» **Task statement**
Give the number of lines in the data that contain "事实雄辩地证明", and nothing more.

» **Data to use**
▼
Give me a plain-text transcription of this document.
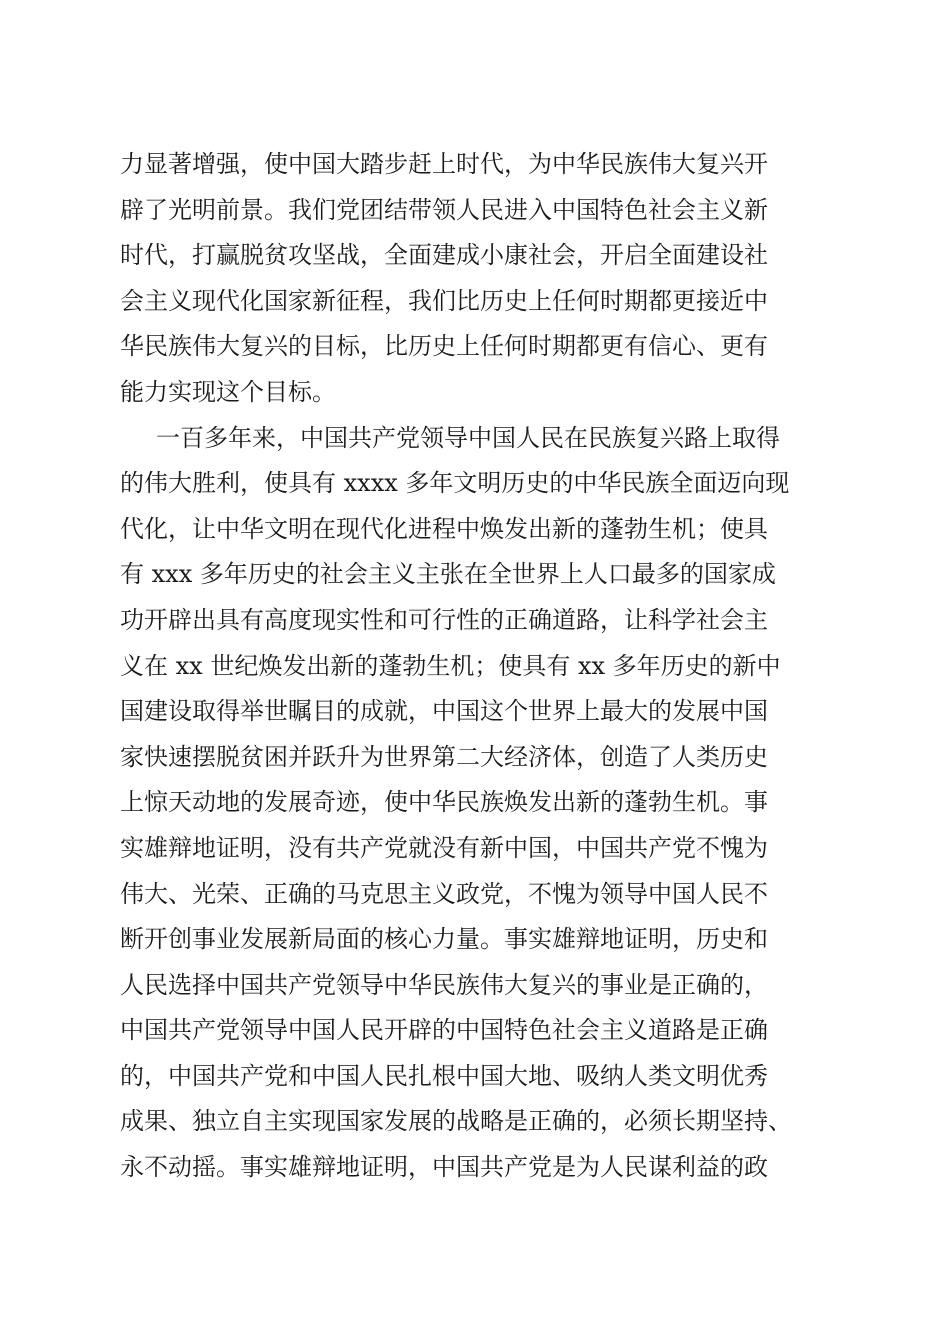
力显著增强，使中国大踏步赶上时代，为中华民族伟大复兴开
辟了光明前景。我们党团结带领人民进入中国特色社会主义新
时代，打赢脱贫攻坚战，全面建成小康社会，开启全面建设社
会主义现代化国家新征程，我们比历史上任何时期都更接近中
华民族伟大复兴的目标，比历史上任何时期都更有信心、更有
能力实现这个目标。
一百多年来，中国共产党领导中国人民在民族复兴路上取得
的伟大胜利，使具有 xxxx 多年文明历史的中华民族全面迈向现
代化，让中华文明在现代化进程中焕发出新的蓬勃生机；使具
有 xxx 多年历史的社会主义主张在全世界上人口最多的国家成
功开辟出具有高度现实性和可行性的正确道路，让科学社会主
义在 xx 世纪焕发出新的蓬勃生机；使具有 xx 多年历史的新中
国建设取得举世瞩目的成就，中国这个世界上最大的发展中国
家快速摆脱贫困并跃升为世界第二大经济体，创造了人类历史
上惊天动地的发展奇迹，使中华民族焕发出新的蓬勃生机。事
实雄辩地证明，没有共产党就没有新中国，中国共产党不愧为
伟大、光荣、正确的马克思主义政党，不愧为领导中国人民不
断开创事业发展新局面的核心力量。事实雄辩地证明，历史和
人民选择中国共产党领导中华民族伟大复兴的事业是正确的，
中国共产党领导中国人民开辟的中国特色社会主义道路是正确
的，中国共产党和中国人民扎根中国大地、吸纳人类文明优秀
成果、独立自主实现国家发展的战略是正确的，必须长期坚持、
永不动摇。事实雄辩地证明，中国共产党是为人民谋利益的政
▲
» **The result**
2